* [Problem requirements] Copy, in full, each line of the material that holds the word "сирот".

━━━━━━

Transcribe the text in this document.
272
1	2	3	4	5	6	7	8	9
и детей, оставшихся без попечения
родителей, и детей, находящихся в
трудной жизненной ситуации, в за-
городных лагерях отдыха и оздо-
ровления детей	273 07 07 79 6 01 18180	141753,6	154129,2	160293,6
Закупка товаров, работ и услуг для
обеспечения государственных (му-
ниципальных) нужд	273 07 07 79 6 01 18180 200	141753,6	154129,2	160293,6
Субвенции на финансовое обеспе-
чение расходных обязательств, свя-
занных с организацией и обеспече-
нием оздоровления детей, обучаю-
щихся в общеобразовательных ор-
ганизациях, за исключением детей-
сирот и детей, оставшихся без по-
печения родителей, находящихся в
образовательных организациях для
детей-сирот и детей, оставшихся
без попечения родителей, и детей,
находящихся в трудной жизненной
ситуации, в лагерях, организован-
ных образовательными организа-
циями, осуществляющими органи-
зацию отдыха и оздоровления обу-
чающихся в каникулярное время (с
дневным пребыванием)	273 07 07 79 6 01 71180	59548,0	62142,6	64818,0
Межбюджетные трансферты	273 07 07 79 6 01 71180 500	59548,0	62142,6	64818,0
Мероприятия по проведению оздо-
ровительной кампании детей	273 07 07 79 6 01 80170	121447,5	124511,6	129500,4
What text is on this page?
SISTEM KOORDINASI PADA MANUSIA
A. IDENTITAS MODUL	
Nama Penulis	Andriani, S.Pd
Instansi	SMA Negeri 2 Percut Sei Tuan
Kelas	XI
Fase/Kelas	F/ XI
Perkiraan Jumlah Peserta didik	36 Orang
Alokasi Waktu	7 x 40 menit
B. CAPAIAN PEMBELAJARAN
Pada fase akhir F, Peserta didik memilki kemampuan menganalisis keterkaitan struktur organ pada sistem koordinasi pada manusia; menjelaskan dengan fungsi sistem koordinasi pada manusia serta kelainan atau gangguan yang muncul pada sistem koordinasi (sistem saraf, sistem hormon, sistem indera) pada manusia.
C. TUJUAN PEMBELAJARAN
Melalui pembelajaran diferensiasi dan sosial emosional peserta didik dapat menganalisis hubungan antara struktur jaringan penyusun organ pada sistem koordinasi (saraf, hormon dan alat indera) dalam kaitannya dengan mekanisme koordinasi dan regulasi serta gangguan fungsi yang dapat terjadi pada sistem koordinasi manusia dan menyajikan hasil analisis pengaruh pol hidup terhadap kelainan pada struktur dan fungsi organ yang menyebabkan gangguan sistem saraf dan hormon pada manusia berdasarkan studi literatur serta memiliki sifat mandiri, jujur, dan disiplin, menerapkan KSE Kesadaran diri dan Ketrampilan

━━━━━━

* [Written response]
сирот и детей, оставшихся без по-
детей-сирот и детей, оставшихся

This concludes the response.